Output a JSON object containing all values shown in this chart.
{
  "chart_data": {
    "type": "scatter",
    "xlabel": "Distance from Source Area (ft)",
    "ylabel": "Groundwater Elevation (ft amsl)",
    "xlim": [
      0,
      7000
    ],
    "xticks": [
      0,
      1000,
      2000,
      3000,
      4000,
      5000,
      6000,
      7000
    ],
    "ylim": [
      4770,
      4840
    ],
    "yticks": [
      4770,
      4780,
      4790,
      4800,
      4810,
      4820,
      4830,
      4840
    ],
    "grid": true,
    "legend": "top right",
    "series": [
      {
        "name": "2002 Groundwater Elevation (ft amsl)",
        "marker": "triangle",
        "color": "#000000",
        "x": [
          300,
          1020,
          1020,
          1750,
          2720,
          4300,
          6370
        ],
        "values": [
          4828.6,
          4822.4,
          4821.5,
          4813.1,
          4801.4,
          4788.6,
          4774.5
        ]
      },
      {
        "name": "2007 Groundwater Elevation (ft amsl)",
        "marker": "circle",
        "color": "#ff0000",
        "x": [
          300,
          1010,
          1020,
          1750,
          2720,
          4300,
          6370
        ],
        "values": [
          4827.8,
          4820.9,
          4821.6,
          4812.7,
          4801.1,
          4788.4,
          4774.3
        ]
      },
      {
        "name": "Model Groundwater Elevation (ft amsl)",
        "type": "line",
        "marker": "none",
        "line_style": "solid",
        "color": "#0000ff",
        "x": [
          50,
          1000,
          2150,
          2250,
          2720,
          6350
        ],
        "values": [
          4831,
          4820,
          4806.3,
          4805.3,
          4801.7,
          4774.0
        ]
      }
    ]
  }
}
######
▶ **Set exercise**:
Copy and report every line where the word "marker" is present.

▶ **Exercise solution**:
        "marker": "triangle",
        "marker": "circle",
        "marker": "none",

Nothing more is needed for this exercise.